» **Work to be completed**
Exactly reproduce each entry, leaving out nothing.

» **Extracted material**

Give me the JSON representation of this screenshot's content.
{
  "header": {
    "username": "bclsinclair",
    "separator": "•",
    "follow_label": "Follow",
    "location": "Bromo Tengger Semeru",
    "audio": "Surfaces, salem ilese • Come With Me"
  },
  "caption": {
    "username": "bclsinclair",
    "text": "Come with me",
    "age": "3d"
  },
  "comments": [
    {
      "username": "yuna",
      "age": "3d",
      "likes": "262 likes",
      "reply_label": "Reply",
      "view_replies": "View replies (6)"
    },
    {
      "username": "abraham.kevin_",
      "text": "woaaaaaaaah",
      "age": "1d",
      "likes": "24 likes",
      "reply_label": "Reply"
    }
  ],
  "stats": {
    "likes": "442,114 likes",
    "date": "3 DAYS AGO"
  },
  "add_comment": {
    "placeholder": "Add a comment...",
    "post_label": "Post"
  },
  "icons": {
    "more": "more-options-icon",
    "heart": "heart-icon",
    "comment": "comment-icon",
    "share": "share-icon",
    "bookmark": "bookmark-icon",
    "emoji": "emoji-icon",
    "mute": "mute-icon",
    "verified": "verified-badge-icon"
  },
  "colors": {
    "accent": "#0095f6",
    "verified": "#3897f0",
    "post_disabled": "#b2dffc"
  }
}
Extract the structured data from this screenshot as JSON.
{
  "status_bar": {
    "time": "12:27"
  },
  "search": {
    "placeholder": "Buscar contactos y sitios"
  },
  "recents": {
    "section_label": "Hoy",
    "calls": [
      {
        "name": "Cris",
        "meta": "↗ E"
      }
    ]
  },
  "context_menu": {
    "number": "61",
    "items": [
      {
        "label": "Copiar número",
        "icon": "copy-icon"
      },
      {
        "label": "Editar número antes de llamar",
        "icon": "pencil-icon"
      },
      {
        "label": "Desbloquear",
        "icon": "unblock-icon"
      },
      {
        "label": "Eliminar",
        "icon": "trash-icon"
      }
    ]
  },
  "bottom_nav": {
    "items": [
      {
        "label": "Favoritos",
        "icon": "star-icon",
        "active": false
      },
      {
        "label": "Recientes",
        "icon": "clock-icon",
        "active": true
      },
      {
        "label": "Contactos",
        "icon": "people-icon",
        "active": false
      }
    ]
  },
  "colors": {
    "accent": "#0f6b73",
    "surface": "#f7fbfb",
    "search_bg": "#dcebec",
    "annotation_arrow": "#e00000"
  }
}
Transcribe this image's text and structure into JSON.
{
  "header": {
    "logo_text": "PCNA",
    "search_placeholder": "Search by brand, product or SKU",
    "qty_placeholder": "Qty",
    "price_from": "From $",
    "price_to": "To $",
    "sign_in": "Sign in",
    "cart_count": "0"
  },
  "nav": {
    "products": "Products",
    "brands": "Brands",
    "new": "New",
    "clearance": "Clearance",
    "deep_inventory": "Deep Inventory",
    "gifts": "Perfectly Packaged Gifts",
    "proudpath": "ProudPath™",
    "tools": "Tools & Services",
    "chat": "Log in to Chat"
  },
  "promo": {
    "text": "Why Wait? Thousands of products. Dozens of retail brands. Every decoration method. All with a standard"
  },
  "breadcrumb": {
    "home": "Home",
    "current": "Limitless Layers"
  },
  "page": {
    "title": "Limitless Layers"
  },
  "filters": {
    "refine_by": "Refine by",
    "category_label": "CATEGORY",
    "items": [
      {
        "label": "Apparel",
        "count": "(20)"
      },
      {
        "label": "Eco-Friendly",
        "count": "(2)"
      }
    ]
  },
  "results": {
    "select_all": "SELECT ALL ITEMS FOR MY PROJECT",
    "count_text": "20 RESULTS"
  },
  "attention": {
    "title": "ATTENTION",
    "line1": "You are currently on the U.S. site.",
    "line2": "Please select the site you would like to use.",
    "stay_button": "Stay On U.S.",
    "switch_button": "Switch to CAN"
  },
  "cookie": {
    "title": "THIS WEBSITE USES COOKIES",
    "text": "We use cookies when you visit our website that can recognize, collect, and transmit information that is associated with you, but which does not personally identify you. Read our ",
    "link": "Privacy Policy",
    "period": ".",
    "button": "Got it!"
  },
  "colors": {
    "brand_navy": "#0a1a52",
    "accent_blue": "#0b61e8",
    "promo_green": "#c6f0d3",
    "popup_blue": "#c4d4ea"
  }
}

» **Solution to the problem**
Give me the JSON representation of this screenshot's content.
{
  "header": {
    "username": "bclsinclair",
    "separator": "•",
    "follow_label": "Follow",
    "location": "Bromo Tengger Semeru",
    "audio": "Surfaces, salem ilese • Come With Me"
  },
  "caption": {
    "username": "bclsinclair",
    "text": "Come with me",
    "age": "3d"
  },
  "comments": [
    {
      "username": "yuna",
      "age": "3d",
      "likes": "262 likes",
      "reply_label": "Reply",
      "view_replies": "View replies (6)"
    },
    {
      "username": "abraham.kevin_",
      "text": "woaaaaaaaah",
      "age": "1d",
      "likes": "24 likes",
      "reply_label": "Reply"
    }
  ],
  "stats": {
    "likes": "442,114 likes",
    "date": "3 DAYS AGO"
  },
  "add_comment": {
    "placeholder": "Add a comment...",
    "post_label": "Post"
  },
  "icons": {
    "more": "more-options-icon",
    "heart": "heart-icon",
    "comment": "comment-icon",
    "share": "share-icon",
    "bookmark": "bookmark-icon",
    "emoji": "emoji-icon",
    "mute": "mute-icon",
    "verified": "verified-badge-icon"
  },
  "colors": {
    "accent": "#0095f6",
    "verified": "#3897f0",
    "post_disabled": "#b2dffc"
  }
}
Extract the structured data from this screenshot as JSON.
{
  "status_bar": {
    "time": "12:27"
  },
  "search": {
    "placeholder": "Buscar contactos y sitios"
  },
  "recents": {
    "section_label": "Hoy",
    "calls": [
      {
        "name": "Cris",
        "meta": "↗ E"
      }
    ]
  },
  "context_menu": {
    "number": "61",
    "items": [
      {
        "label": "Copiar número",
        "icon": "copy-icon"
      },
      {
        "label": "Editar número antes de llamar",
        "icon": "pencil-icon"
      },
      {
        "label": "Desbloquear",
        "icon": "unblock-icon"
      },
      {
        "label": "Eliminar",
        "icon": "trash-icon"
      }
    ]
  },
  "bottom_nav": {
    "items": [
      {
        "label": "Favoritos",
        "icon": "star-icon",
        "active": false
      },
      {
        "label": "Recientes",
        "icon": "clock-icon",
        "active": true
      },
      {
        "label": "Contactos",
        "icon": "people-icon",
        "active": false
      }
    ]
  },
  "colors": {
    "accent": "#0f6b73",
    "surface": "#f7fbfb",
    "search_bg": "#dcebec",
    "annotation_arrow": "#e00000"
  }
}
Transcribe this image's text and structure into JSON.
{
  "header": {
    "logo_text": "PCNA",
    "search_placeholder": "Search by brand, product or SKU",
    "qty_placeholder": "Qty",
    "price_from": "From $",
    "price_to": "To $",
    "sign_in": "Sign in",
    "cart_count": "0"
  },
  "nav": {
    "products": "Products",
    "brands": "Brands",
    "new": "New",
    "clearance": "Clearance",
    "deep_inventory": "Deep Inventory",
    "gifts": "Perfectly Packaged Gifts",
    "proudpath": "ProudPath™",
    "tools": "Tools & Services",
    "chat": "Log in to Chat"
  },
  "promo": {
    "text": "Why Wait? Thousands of products. Dozens of retail brands. Every decoration method. All with a standard"
  },
  "breadcrumb": {
    "home": "Home",
    "current": "Limitless Layers"
  },
  "page": {
    "title": "Limitless Layers"
  },
  "filters": {
    "refine_by": "Refine by",
    "category_label": "CATEGORY",
    "items": [
      {
        "label": "Apparel",
        "count": "(20)"
      },
      {
        "label": "Eco-Friendly",
        "count": "(2)"
      }
    ]
  },
  "results": {
    "select_all": "SELECT ALL ITEMS FOR MY PROJECT",
    "count_text": "20 RESULTS"
  },
  "attention": {
    "title": "ATTENTION",
    "line1": "You are currently on the U.S. site.",
    "line2": "Please select the site you would like to use.",
    "stay_button": "Stay On U.S.",
    "switch_button": "Switch to CAN"
  },
  "cookie": {
    "title": "THIS WEBSITE USES COOKIES",
    "text": "We use cookies when you visit our website that can recognize, collect, and transmit information that is associated with you, but which does not personally identify you. Read our ",
    "link": "Privacy Policy",
    "period": ".",
    "button": "Got it!"
  },
  "colors": {
    "brand_navy": "#0a1a52",
    "accent_blue": "#0b61e8",
    "promo_green": "#c6f0d3",
    "popup_blue": "#c4d4ea"
  }
}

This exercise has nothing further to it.